▶ _Goal_
Pull each line holding the word "如果你在宝泉岭齐耀新能源的工作中" from the data.

(Data records)
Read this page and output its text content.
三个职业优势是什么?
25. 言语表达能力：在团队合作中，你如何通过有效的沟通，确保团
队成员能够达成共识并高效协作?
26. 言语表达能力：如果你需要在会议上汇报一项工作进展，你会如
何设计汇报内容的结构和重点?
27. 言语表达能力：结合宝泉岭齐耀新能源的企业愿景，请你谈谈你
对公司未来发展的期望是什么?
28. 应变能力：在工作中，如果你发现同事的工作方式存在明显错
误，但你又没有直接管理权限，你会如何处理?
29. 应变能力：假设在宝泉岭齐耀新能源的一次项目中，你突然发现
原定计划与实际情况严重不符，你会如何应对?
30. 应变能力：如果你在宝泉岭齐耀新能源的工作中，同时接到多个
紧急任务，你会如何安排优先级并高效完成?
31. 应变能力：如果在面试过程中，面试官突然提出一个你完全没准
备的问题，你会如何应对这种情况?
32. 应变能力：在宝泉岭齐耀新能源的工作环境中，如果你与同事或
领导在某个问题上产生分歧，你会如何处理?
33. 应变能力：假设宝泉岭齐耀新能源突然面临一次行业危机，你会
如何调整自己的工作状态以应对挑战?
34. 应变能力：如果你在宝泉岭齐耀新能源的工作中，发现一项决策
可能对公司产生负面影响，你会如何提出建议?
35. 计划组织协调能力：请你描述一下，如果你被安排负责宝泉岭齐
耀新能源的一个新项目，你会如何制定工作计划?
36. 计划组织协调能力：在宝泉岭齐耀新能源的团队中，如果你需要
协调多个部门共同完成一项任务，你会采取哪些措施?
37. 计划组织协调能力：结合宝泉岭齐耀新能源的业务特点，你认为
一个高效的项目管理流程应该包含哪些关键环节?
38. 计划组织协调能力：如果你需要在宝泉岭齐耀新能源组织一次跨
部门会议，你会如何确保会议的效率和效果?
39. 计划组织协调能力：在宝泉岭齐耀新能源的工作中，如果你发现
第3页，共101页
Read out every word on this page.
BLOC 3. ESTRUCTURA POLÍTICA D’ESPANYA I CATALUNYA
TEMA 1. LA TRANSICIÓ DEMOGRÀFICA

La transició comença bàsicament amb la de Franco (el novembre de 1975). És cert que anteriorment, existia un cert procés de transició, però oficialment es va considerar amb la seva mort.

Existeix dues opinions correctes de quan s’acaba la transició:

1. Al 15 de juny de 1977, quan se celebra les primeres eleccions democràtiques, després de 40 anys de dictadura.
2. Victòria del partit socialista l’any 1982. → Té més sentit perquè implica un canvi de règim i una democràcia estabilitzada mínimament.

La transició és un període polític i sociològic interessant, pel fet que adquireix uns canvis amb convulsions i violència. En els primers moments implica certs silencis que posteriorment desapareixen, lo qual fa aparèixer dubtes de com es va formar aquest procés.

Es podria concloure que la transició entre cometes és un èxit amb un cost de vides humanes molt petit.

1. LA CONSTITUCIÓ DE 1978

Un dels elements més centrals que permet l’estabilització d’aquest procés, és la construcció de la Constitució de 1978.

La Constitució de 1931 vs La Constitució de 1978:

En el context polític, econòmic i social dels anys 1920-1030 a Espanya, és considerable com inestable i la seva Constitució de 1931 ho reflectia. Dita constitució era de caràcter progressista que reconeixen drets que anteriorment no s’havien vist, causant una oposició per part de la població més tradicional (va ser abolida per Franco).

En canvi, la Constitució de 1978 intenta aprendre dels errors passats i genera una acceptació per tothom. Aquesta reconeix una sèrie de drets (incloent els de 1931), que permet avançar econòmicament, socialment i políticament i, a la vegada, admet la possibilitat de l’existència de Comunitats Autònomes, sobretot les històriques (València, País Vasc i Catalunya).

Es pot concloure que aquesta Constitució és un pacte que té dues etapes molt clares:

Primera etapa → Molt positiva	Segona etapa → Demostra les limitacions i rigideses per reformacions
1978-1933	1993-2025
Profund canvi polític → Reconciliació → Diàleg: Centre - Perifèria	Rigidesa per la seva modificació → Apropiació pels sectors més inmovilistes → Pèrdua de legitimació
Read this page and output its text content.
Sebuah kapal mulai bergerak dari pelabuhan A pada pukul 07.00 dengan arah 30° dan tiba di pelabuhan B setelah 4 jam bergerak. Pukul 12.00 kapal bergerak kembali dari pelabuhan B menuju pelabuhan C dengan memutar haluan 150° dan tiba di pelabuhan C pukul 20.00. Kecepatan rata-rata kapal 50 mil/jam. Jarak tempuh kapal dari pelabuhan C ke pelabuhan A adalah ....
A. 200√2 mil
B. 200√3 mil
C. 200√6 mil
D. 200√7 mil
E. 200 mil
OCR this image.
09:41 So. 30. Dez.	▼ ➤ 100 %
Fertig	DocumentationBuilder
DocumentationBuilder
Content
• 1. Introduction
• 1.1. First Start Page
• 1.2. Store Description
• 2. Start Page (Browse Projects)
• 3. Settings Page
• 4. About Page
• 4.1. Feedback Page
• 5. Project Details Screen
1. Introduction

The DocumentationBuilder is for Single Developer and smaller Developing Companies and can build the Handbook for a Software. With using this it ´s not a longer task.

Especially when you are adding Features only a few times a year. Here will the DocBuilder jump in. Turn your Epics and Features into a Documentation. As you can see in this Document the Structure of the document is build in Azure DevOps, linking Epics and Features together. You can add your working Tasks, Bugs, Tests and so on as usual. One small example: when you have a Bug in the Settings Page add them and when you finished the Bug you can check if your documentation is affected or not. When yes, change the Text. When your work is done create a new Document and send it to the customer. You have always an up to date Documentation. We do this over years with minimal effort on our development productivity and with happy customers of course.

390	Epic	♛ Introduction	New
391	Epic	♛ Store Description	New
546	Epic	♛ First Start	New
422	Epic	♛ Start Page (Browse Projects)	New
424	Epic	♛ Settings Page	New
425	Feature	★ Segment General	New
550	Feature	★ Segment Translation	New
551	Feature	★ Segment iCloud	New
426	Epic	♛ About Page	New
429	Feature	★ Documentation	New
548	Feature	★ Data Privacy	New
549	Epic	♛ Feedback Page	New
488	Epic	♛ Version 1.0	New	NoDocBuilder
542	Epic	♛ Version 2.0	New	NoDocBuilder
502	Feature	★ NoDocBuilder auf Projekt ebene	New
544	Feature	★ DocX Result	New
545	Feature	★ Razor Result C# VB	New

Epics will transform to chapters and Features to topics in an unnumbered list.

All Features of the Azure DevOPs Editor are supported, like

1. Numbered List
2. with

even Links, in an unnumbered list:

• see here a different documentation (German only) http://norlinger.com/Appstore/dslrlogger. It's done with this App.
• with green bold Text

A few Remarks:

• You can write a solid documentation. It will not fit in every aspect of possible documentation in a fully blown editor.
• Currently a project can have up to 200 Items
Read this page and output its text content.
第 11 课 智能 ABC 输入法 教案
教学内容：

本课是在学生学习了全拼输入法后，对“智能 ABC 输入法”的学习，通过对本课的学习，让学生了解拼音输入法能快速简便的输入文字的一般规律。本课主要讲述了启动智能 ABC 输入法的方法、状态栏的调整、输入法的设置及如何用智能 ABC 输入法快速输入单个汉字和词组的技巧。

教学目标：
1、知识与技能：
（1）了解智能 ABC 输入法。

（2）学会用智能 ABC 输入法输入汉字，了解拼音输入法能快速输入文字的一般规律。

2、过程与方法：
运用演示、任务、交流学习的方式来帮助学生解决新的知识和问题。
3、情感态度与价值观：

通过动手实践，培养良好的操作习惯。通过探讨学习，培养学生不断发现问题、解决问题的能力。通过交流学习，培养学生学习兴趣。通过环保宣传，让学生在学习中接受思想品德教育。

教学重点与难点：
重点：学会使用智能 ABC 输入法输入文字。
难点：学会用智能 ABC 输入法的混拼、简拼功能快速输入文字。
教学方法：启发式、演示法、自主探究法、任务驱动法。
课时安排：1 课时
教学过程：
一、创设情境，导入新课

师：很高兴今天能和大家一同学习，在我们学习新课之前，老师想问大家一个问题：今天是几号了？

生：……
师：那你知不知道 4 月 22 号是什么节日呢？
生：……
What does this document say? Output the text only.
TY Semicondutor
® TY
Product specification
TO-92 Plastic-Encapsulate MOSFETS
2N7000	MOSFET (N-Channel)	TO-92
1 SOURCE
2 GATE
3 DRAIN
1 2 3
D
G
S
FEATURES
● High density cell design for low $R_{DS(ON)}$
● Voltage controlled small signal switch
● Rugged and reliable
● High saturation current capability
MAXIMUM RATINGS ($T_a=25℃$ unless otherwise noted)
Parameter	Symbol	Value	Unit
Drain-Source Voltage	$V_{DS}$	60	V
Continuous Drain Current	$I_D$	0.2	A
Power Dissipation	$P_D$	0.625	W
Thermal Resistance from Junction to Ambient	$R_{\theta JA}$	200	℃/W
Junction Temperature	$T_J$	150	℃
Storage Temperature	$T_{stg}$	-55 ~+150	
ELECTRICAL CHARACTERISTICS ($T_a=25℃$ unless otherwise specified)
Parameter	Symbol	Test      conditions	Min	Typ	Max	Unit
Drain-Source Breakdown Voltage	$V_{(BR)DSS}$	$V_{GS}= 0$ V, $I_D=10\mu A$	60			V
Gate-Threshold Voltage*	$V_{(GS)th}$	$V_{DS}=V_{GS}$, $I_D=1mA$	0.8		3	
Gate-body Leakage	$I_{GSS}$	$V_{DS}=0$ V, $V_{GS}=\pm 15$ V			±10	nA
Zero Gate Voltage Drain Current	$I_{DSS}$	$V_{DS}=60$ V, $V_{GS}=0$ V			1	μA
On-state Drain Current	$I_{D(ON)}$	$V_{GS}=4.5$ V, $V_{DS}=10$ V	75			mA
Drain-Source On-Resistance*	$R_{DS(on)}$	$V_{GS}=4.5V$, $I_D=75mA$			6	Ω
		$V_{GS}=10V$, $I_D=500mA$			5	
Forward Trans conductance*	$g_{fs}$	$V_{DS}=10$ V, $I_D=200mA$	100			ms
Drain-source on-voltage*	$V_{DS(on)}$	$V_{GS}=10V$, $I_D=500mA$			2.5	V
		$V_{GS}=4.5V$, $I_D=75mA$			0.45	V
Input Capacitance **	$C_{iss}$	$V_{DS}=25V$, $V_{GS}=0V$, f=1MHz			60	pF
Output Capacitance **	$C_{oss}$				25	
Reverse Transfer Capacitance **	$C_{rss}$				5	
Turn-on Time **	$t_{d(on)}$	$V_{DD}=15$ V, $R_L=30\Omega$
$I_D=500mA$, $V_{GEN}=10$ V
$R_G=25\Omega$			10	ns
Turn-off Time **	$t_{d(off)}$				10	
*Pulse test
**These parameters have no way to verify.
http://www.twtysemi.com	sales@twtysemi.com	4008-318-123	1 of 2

▶ _Result_
30. 应变能力：如果你在宝泉岭齐耀新能源的工作中，同时接到多个
34. 应变能力：如果你在宝泉岭齐耀新能源的工作中，发现一项决策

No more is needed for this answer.